_Given task_.
All lines in the data bearing the string "Protocol" should be identified and copied.
## START Input rows
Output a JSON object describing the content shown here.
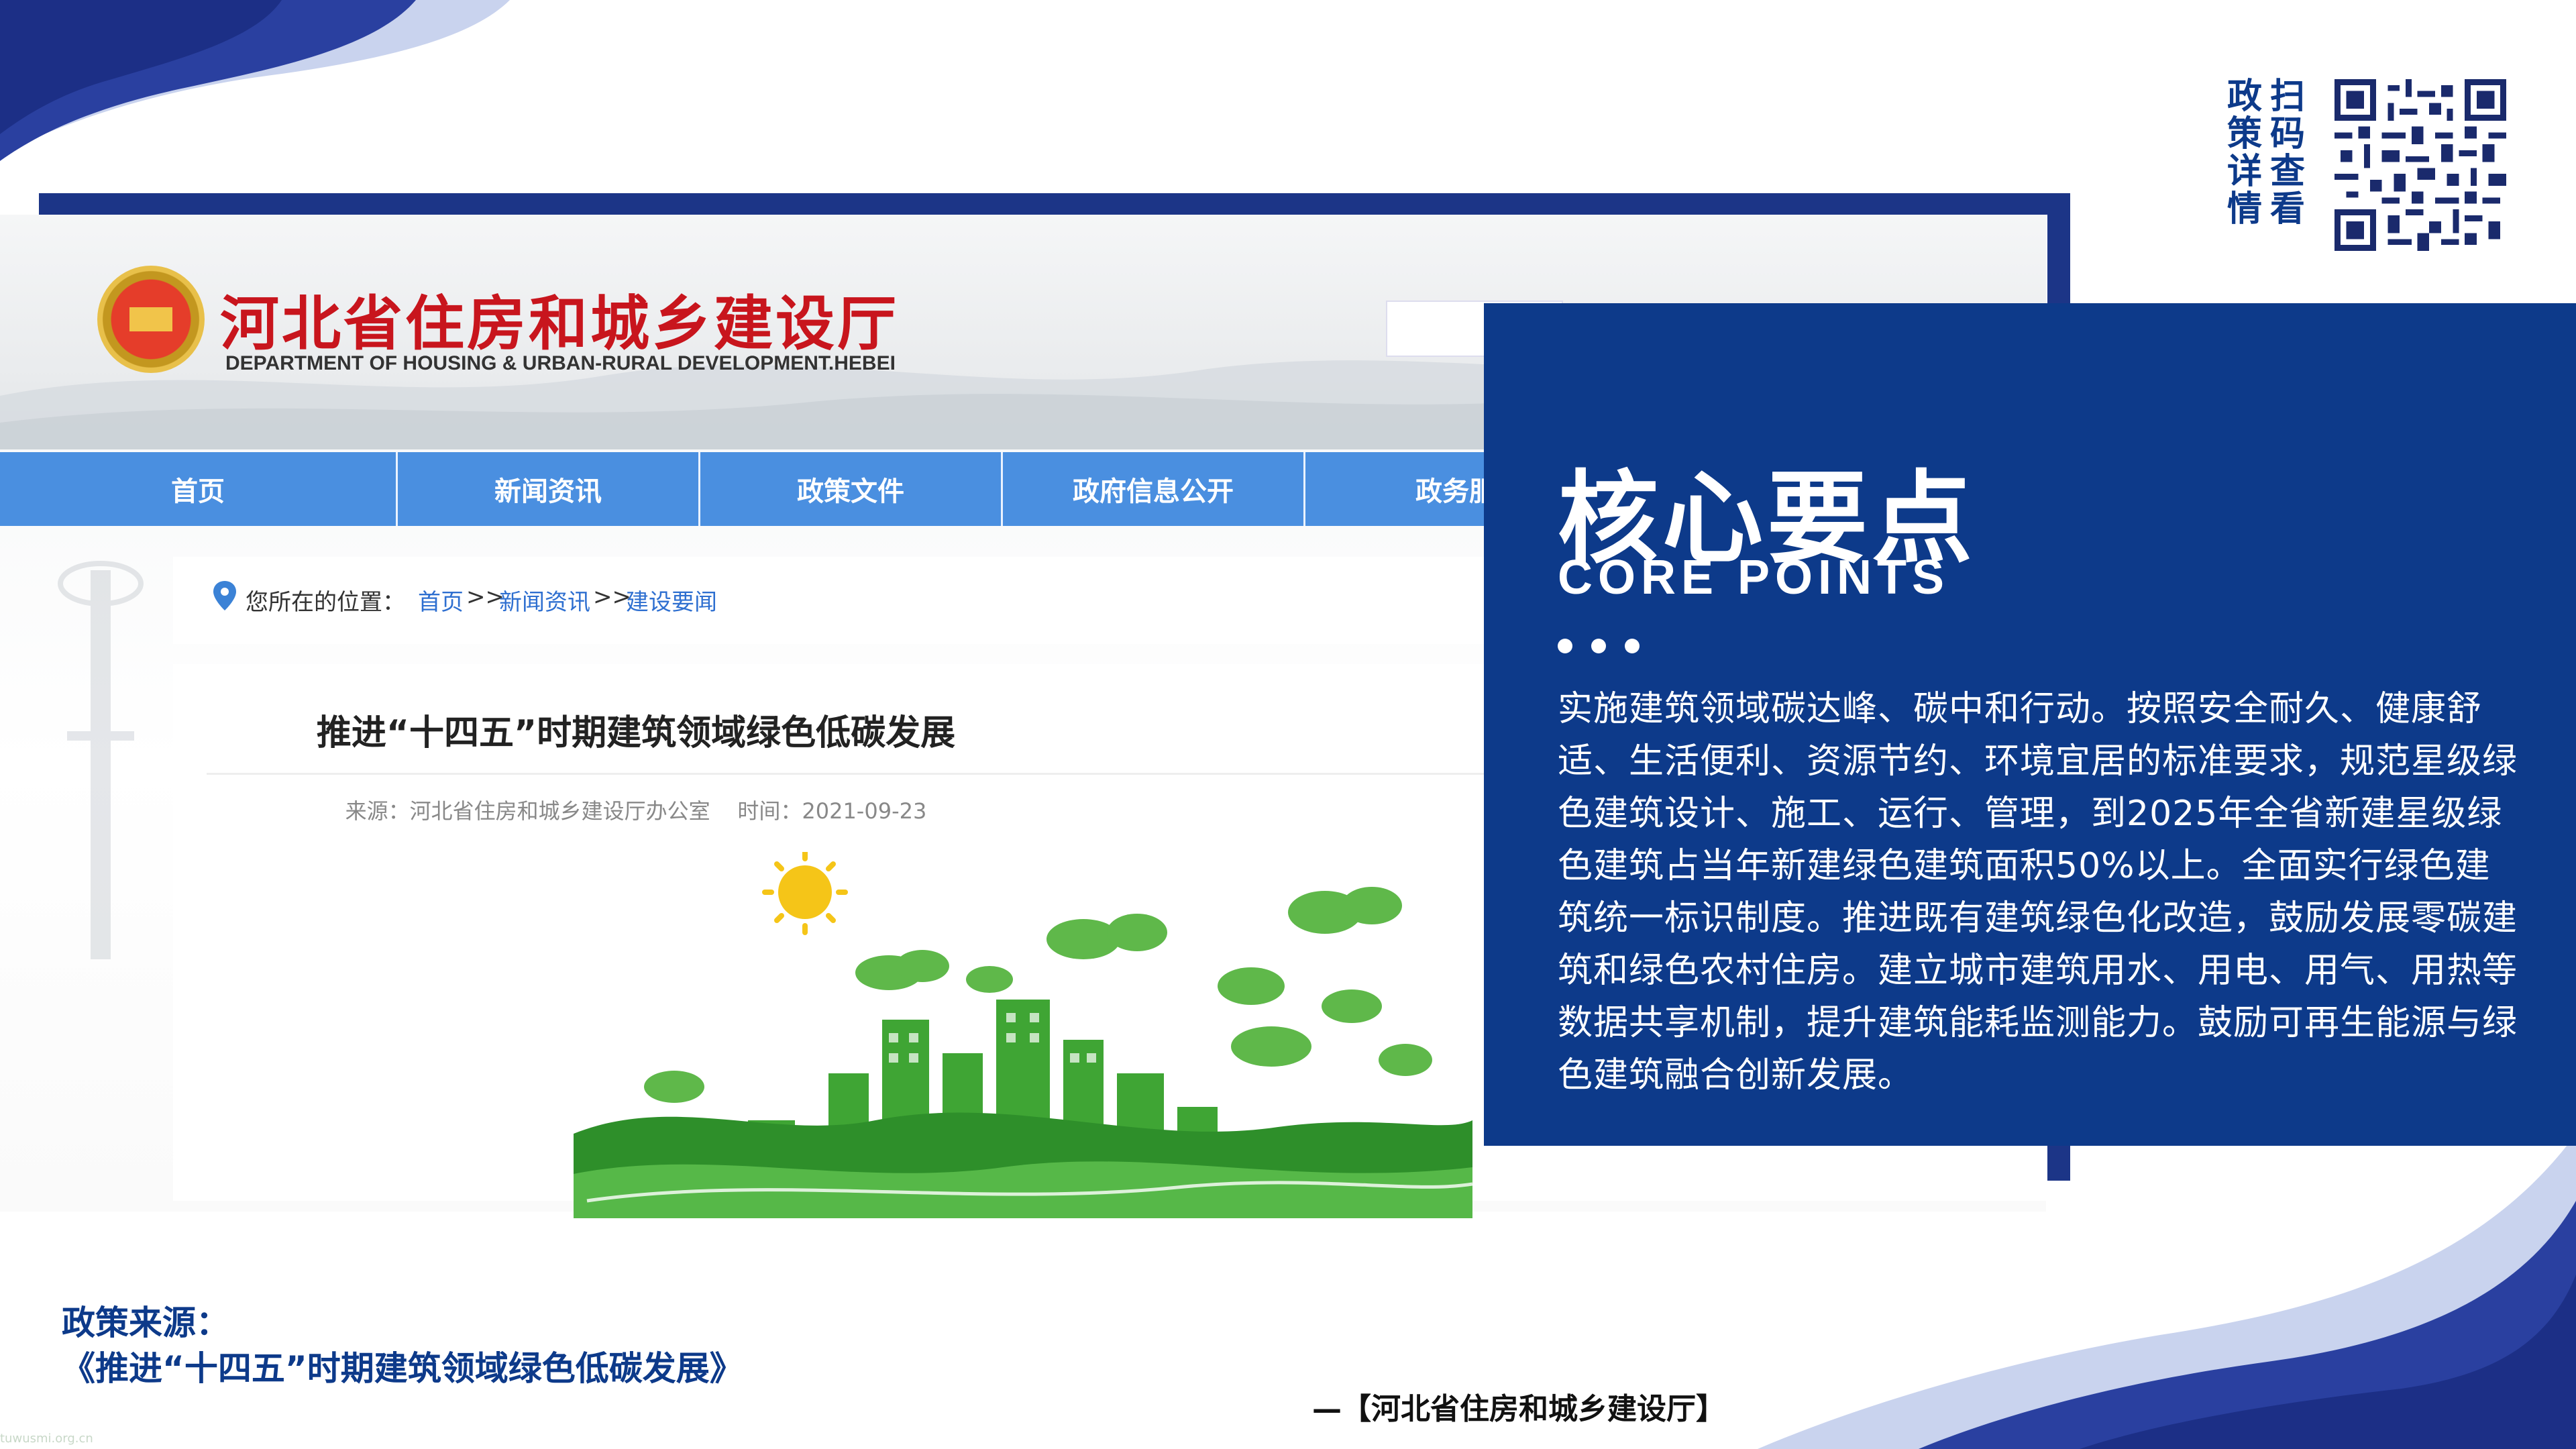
{
  "site": {
    "title_cn": "河北省住房和城乡建设厅",
    "title_en": "DEPARTMENT OF HOUSING & URBAN-RURAL DEVELOPMENT.HEBEI"
  },
  "nav": {
    "items": [
      {
        "label": "首页"
      },
      {
        "label": "新闻资讯"
      },
      {
        "label": "政策文件"
      },
      {
        "label": "政府信息公开"
      },
      {
        "label": "政务服"
      }
    ]
  },
  "breadcrumb": {
    "label": "您所在的位置：",
    "items": [
      {
        "label": "首页"
      },
      {
        "label": "新闻资讯"
      },
      {
        "label": "建设要闻"
      }
    ],
    "separator": ">>"
  },
  "article": {
    "title": "推进“十四五”时期建筑领域绿色低碳发展",
    "source": "来源：河北省住房和城乡建设厅办公室",
    "time": "时间：2021-09-23"
  },
  "core_points": {
    "title": "核心要点",
    "subtitle": "CORE POINTS",
    "body": "实施建筑领域碳达峰、碳中和行动。按照安全耐久、健康舒适、生活便利、资源节约、环境宜居的标准要求，规范星级绿色建筑设计、施工、运行、管理，到2025年全省新建星级绿色建筑占当年新建绿色建筑面积50%以上。全面实行绿色建筑统一标识制度。推进既有建筑绿色化改造，鼓励发展零碳建筑和绿色农村住房。建立城市建筑用水、用电、用气、用热等数据共享机制，提升建筑能耗监测能力。鼓励可再生能源与绿色建筑融合创新发展。"
  },
  "qr": {
    "col1": [
      "政",
      "策",
      "详",
      "情"
    ],
    "col2": [
      "扫",
      "码",
      "查",
      "看"
    ]
  },
  "footer": {
    "source_label": "政策来源：",
    "source_doc": "《推进“十四五”时期建筑领域绿色低碳发展》",
    "attribution": "—【河北省住房和城乡建设厅】",
    "watermark": "tuwusmi.org.cn"
  },
  "colors": {
    "brand_navy": "#0d3a8a",
    "nav_blue": "#4a8fe0",
    "site_red": "#c8151d",
    "link_blue": "#2e6fd0",
    "green": "#3fa534"
  },
  "icons": [
    "location-pin-icon",
    "sun-icon",
    "national-emblem-icon",
    "qr-code-icon"
  ]
}
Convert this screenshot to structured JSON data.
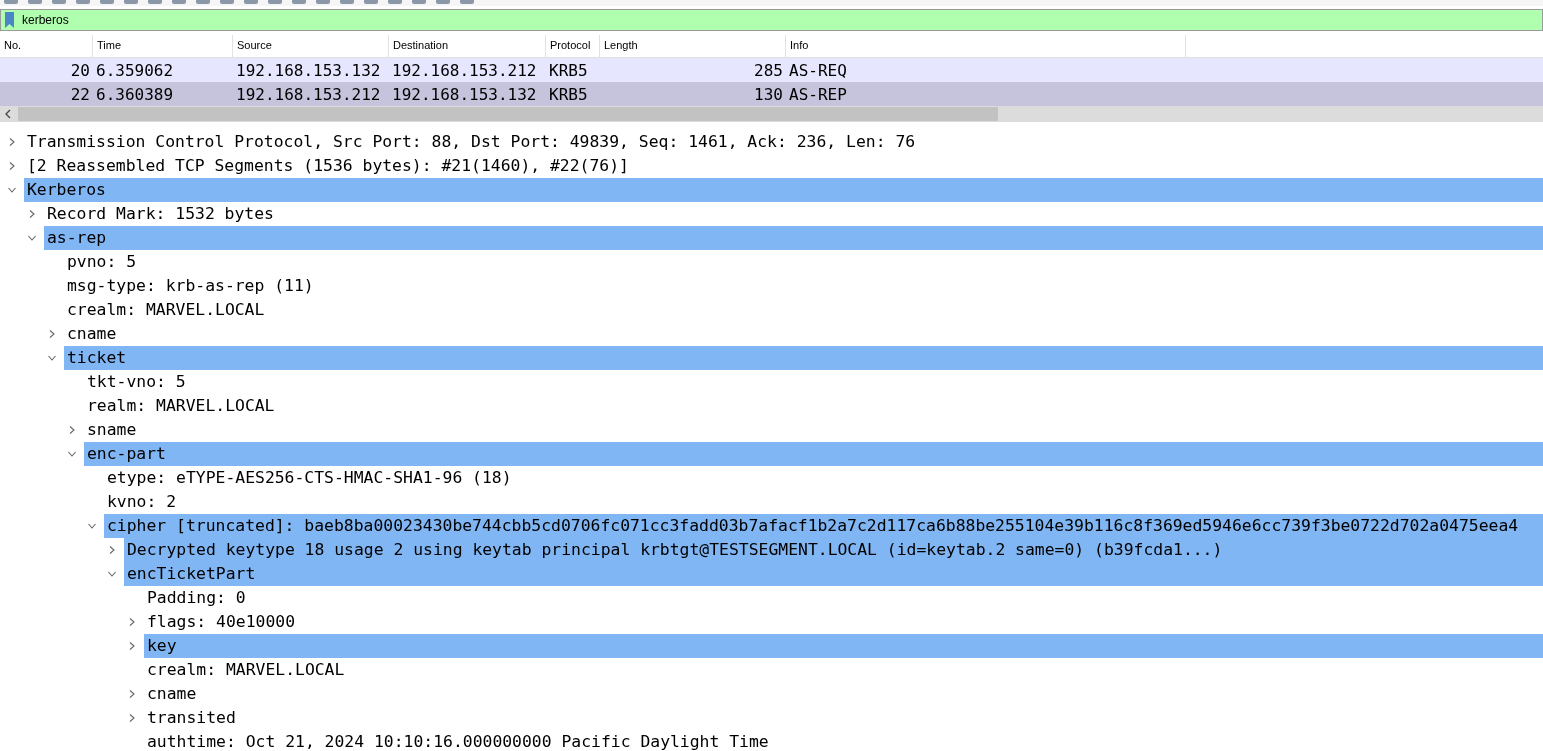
{
  "filter": {
    "value": "kerberos"
  },
  "packet_list": {
    "columns": [
      "No.",
      "Time",
      "Source",
      "Destination",
      "Protocol",
      "Length",
      "Info"
    ],
    "rows": [
      {
        "cells": [
          "20",
          "6.359062",
          "192.168.153.132",
          "192.168.153.212",
          "KRB5",
          "285",
          "AS-REQ"
        ],
        "selected": false
      },
      {
        "cells": [
          "22",
          "6.360389",
          "192.168.153.212",
          "192.168.153.132",
          "KRB5",
          "130",
          "AS-REP"
        ],
        "selected": true
      }
    ]
  },
  "details": [
    {
      "label": "Transmission Control Protocol, Src Port: 88, Dst Port: 49839, Seq: 1461, Ack: 236, Len: 76",
      "expanded": false,
      "selected": false
    },
    {
      "label": "[2 Reassembled TCP Segments (1536 bytes): #21(1460), #22(76)]",
      "expanded": false,
      "selected": false
    },
    {
      "label": "Kerberos",
      "expanded": true,
      "selected": true,
      "children": [
        {
          "label": "Record Mark: 1532 bytes",
          "expanded": false,
          "selected": false
        },
        {
          "label": "as-rep",
          "expanded": true,
          "selected": true,
          "children": [
            {
              "label": "pvno: 5",
              "selected": false
            },
            {
              "label": "msg-type: krb-as-rep (11)",
              "selected": false
            },
            {
              "label": "crealm: MARVEL.LOCAL",
              "selected": false
            },
            {
              "label": "cname",
              "expanded": false,
              "selected": false
            },
            {
              "label": "ticket",
              "expanded": true,
              "selected": true,
              "children": [
                {
                  "label": "tkt-vno: 5",
                  "selected": false
                },
                {
                  "label": "realm: MARVEL.LOCAL",
                  "selected": false
                },
                {
                  "label": "sname",
                  "expanded": false,
                  "selected": false
                },
                {
                  "label": "enc-part",
                  "expanded": true,
                  "selected": true,
                  "children": [
                    {
                      "label": "etype: eTYPE-AES256-CTS-HMAC-SHA1-96 (18)",
                      "selected": false
                    },
                    {
                      "label": "kvno: 2",
                      "selected": false
                    },
                    {
                      "label": "cipher [truncated]: baeb8ba00023430be744cbb5cd0706fc071cc3fadd03b7afacf1b2a7c2d117ca6b88be255104e39b116c8f369ed5946e6cc739f3be0722d702a0475eea4",
                      "expanded": true,
                      "selected": true,
                      "children": [
                        {
                          "label": "Decrypted keytype 18 usage 2 using keytab principal krbtgt@TESTSEGMENT.LOCAL (id=keytab.2 same=0) (b39fcda1...)",
                          "expanded": false,
                          "selected": true
                        },
                        {
                          "label": "encTicketPart",
                          "expanded": true,
                          "selected": true,
                          "children": [
                            {
                              "label": "Padding: 0",
                              "selected": false
                            },
                            {
                              "label": "flags: 40e10000",
                              "expanded": false,
                              "selected": false
                            },
                            {
                              "label": "key",
                              "expanded": false,
                              "selected": true
                            },
                            {
                              "label": "crealm: MARVEL.LOCAL",
                              "selected": false
                            },
                            {
                              "label": "cname",
                              "expanded": false,
                              "selected": false
                            },
                            {
                              "label": "transited",
                              "expanded": false,
                              "selected": false
                            },
                            {
                              "label": "authtime: Oct 21, 2024 10:10:16.000000000 Pacific Daylight Time",
                              "selected": false
                            }
                          ]
                        }
                      ]
                    }
                  ]
                }
              ]
            }
          ]
        }
      ]
    }
  ]
}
## END Input rows
_Finished answer_.
      "Protocol",
      "label": "Transmission Control Protocol, Src Port: 88, Dst Port: 49839, Seq: 1461, Ack: 236, Len: 76",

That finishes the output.